PROBLEM DETAILS
Write out all records as given; omit images.

INPUT DATA
______

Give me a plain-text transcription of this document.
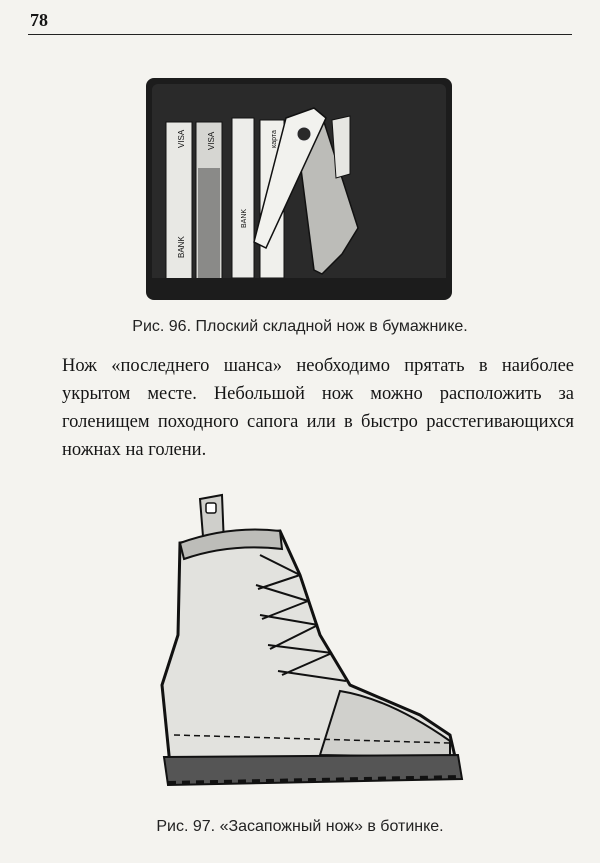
78
VISA
BANK
VISA
BANK
карта
Рис. 96. Плоский складной нож в бумажнике.
Нож «последнего шанса» необходимо прятать в наиболее укрытом месте. Небольшой нож можно расположить за голенищем походного сапога или в быстро расстегивающихся ножнах на голени.
Рис. 97. «Засапожный нож» в ботинке.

______

WRITTEN ANSWER
Give me a plain-text transcription of this document.
78
VISA
BANK
VISA
BANK
карта
Рис. 96. Плоский складной нож в бумажнике.
Нож «последнего шанса» необходимо прятать в наиболее укрытом месте. Небольшой нож можно расположить за голенищем походного сапога или в быстро расстегивающихся ножнах на голени.
Рис. 97. «Засапожный нож» в ботинке.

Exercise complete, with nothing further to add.